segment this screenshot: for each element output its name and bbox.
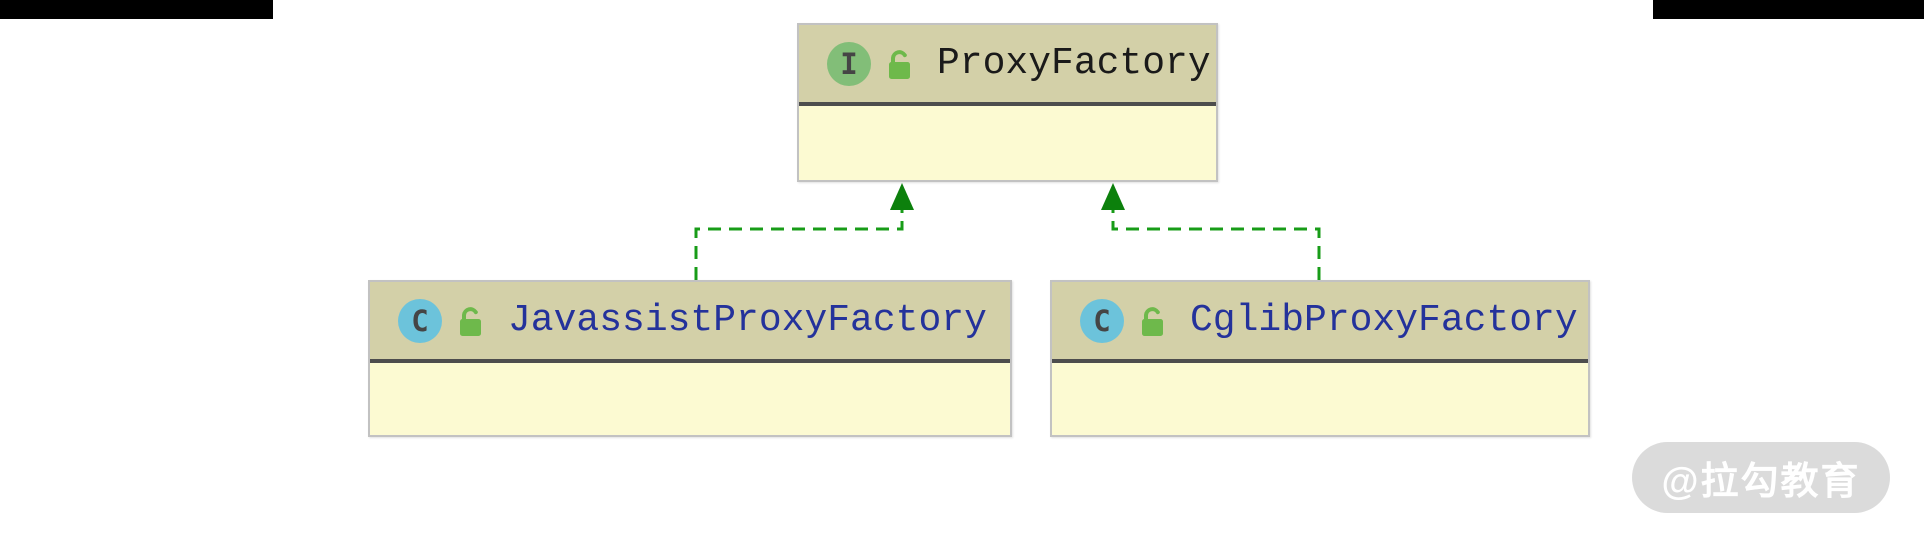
---
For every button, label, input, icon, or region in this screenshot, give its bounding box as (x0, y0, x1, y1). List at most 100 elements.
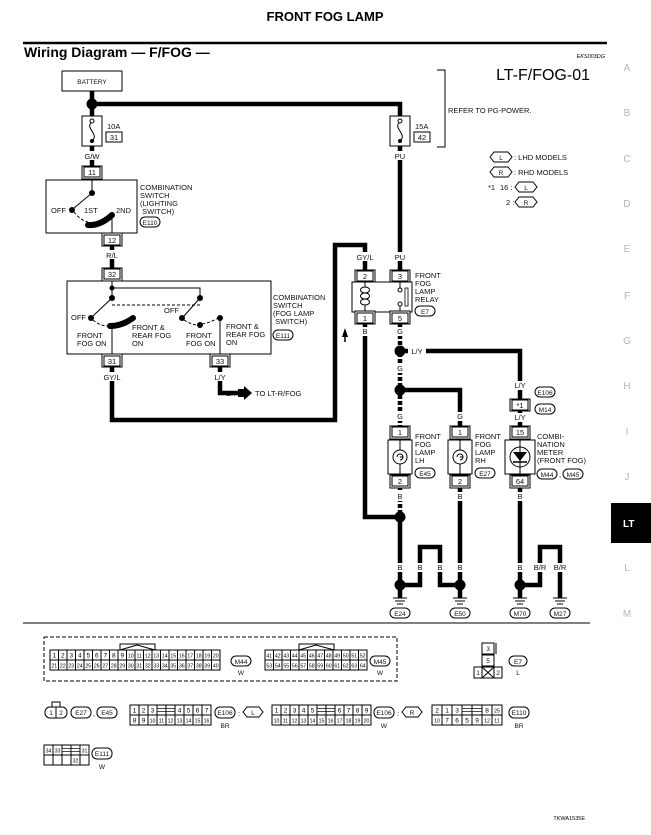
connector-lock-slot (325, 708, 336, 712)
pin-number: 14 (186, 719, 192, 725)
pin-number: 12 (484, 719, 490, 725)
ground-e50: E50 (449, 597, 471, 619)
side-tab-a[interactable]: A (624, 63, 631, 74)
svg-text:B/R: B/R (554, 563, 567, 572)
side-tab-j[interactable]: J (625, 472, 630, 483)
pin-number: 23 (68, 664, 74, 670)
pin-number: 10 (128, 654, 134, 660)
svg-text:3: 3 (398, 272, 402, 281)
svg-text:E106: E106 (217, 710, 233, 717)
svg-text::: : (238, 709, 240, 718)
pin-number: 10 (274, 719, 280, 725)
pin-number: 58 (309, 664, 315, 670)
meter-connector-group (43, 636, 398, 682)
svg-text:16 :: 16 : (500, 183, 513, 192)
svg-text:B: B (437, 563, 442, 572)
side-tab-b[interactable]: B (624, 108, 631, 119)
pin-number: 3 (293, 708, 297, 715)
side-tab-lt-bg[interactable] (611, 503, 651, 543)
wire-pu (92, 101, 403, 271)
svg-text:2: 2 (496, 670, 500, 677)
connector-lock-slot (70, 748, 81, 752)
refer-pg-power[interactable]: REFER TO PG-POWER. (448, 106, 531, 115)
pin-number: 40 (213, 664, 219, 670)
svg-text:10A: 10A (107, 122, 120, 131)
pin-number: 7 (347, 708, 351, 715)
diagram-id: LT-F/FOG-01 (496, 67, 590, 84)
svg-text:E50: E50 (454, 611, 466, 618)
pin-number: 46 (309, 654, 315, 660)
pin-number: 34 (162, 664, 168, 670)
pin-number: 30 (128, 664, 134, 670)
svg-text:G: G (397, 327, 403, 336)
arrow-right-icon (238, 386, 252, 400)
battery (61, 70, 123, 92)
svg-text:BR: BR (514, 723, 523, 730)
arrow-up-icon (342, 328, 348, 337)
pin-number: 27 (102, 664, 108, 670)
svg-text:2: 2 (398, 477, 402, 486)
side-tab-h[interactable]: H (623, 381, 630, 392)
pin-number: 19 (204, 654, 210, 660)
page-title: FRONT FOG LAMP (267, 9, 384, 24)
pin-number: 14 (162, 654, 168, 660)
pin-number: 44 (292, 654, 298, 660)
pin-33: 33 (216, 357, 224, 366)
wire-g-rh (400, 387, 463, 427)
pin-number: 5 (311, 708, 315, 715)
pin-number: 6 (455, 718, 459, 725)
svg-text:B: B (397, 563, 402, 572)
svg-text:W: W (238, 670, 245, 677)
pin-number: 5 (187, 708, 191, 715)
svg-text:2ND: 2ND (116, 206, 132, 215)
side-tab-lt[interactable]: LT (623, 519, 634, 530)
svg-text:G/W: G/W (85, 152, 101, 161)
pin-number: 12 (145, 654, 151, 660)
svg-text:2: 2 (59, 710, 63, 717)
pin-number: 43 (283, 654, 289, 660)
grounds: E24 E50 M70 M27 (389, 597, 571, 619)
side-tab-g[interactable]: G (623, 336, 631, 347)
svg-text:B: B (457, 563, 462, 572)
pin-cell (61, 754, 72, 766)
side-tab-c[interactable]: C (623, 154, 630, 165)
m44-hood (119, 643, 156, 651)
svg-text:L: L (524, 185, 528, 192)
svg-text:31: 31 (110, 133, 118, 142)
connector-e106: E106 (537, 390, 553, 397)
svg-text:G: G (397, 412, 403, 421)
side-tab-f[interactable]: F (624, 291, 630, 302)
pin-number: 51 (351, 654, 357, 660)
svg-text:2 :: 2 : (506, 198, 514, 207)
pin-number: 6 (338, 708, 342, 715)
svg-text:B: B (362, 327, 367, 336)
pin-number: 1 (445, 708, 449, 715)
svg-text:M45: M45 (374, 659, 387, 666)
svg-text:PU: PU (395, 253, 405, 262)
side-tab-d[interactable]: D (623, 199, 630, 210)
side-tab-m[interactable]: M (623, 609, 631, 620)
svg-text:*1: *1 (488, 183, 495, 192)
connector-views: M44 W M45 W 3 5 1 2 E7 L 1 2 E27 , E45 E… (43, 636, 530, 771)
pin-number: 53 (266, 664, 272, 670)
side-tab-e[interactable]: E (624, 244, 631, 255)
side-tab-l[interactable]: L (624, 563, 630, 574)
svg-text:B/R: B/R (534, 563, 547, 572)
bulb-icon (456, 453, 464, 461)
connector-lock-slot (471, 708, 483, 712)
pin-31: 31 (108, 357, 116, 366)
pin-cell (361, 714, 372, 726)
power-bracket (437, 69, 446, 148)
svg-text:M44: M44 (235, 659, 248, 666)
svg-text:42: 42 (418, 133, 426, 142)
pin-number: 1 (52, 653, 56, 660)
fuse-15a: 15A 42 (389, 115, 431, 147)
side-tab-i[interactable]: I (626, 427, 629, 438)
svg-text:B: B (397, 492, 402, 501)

* **Given exercise**
Quote the entries from the line with "For every button, label, input, icon, or" through the line with "pin-number: 30 (128, 664, 134, 670)", both included, word for word, and leave out the picture.

* **Answer to the task**
For every button, label, input, icon, or region in this screenshot, give its bounding box as (x0, y0, x1, y1). List at most 100 elements.
connector-lock-slot (325, 708, 336, 712)
pin-number: 14 (186, 719, 192, 725)
pin-number: 12 (484, 719, 490, 725)
ground-e50: E50 (449, 597, 471, 619)
side-tab-a[interactable]: A (624, 63, 631, 74)
svg-text:B/R: B/R (554, 563, 567, 572)
side-tab-j[interactable]: J (625, 472, 630, 483)
pin-number: 23 (68, 664, 74, 670)
pin-number: 10 (128, 654, 134, 660)
svg-text:3: 3 (398, 272, 402, 281)
svg-text:E106: E106 (217, 710, 233, 717)
svg-text::: : (238, 709, 240, 718)
pin-number: 10 (274, 719, 280, 725)
pin-number: 58 (309, 664, 315, 670)
meter-connector-group (43, 636, 398, 682)
svg-text:16 :: 16 : (500, 183, 513, 192)
svg-text:B: B (437, 563, 442, 572)
side-tab-b[interactable]: B (624, 108, 631, 119)
pin-number: 3 (293, 708, 297, 715)
side-tab-lt-bg[interactable] (611, 503, 651, 543)
wire-pu (92, 101, 403, 271)
svg-text:2: 2 (496, 670, 500, 677)
connector-lock-slot (70, 748, 81, 752)
refer-pg-power[interactable]: REFER TO PG-POWER. (448, 106, 531, 115)
pin-number: 40 (213, 664, 219, 670)
svg-text:10A: 10A (107, 122, 120, 131)
pin-number: 7 (347, 708, 351, 715)
diagram-id: LT-F/FOG-01 (496, 67, 590, 84)
svg-text:E50: E50 (454, 611, 466, 618)
pin-number: 46 (309, 654, 315, 660)
pin-number: 34 (162, 664, 168, 670)
pin-number: 30 (128, 664, 134, 670)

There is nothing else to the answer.